## Written task
Could every line of the data be printed exactly as it reads?

## Recorded data
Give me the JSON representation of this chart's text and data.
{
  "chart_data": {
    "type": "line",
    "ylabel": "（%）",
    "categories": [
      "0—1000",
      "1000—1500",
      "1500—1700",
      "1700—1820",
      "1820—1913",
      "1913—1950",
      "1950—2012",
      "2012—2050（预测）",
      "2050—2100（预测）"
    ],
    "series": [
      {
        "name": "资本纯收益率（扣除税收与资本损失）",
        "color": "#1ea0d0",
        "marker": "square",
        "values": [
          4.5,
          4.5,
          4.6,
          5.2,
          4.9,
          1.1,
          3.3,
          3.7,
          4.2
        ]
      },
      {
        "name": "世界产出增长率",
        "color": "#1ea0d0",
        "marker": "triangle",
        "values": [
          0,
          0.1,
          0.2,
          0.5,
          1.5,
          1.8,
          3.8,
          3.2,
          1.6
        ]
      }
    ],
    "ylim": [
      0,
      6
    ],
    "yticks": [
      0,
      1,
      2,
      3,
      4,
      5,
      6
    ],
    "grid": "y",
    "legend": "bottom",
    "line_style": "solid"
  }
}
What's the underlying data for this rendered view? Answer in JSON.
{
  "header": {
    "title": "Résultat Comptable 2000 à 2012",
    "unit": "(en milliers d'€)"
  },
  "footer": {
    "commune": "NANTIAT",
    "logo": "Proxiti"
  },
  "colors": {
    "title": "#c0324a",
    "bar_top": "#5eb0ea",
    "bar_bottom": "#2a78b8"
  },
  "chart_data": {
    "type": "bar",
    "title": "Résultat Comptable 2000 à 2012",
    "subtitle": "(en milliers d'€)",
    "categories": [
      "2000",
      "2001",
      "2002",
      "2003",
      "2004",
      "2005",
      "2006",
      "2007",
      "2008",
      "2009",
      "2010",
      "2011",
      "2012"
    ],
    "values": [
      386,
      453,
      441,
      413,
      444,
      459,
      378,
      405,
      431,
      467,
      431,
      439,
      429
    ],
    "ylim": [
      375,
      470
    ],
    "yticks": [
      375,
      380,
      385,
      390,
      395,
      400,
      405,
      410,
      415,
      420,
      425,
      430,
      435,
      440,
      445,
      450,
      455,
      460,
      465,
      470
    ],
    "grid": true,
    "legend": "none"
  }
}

## Result for this task
Give me the JSON representation of this chart's text and data.
{
  "chart_data": {
    "type": "line",
    "ylabel": "（%）",
    "categories": [
      "0—1000",
      "1000—1500",
      "1500—1700",
      "1700—1820",
      "1820—1913",
      "1913—1950",
      "1950—2012",
      "2012—2050（预测）",
      "2050—2100（预测）"
    ],
    "series": [
      {
        "name": "资本纯收益率（扣除税收与资本损失）",
        "color": "#1ea0d0",
        "marker": "square",
        "values": [
          4.5,
          4.5,
          4.6,
          5.2,
          4.9,
          1.1,
          3.3,
          3.7,
          4.2
        ]
      },
      {
        "name": "世界产出增长率",
        "color": "#1ea0d0",
        "marker": "triangle",
        "values": [
          0,
          0.1,
          0.2,
          0.5,
          1.5,
          1.8,
          3.8,
          3.2,
          1.6
        ]
      }
    ],
    "ylim": [
      0,
      6
    ],
    "yticks": [
      0,
      1,
      2,
      3,
      4,
      5,
      6
    ],
    "grid": "y",
    "legend": "bottom",
    "line_style": "solid"
  }
}
What's the underlying data for this rendered view? Answer in JSON.
{
  "header": {
    "title": "Résultat Comptable 2000 à 2012",
    "unit": "(en milliers d'€)"
  },
  "footer": {
    "commune": "NANTIAT",
    "logo": "Proxiti"
  },
  "colors": {
    "title": "#c0324a",
    "bar_top": "#5eb0ea",
    "bar_bottom": "#2a78b8"
  },
  "chart_data": {
    "type": "bar",
    "title": "Résultat Comptable 2000 à 2012",
    "subtitle": "(en milliers d'€)",
    "categories": [
      "2000",
      "2001",
      "2002",
      "2003",
      "2004",
      "2005",
      "2006",
      "2007",
      "2008",
      "2009",
      "2010",
      "2011",
      "2012"
    ],
    "values": [
      386,
      453,
      441,
      413,
      444,
      459,
      378,
      405,
      431,
      467,
      431,
      439,
      429
    ],
    "ylim": [
      375,
      470
    ],
    "yticks": [
      375,
      380,
      385,
      390,
      395,
      400,
      405,
      410,
      415,
      420,
      425,
      430,
      435,
      440,
      445,
      450,
      455,
      460,
      465,
      470
    ],
    "grid": true,
    "legend": "none"
  }
}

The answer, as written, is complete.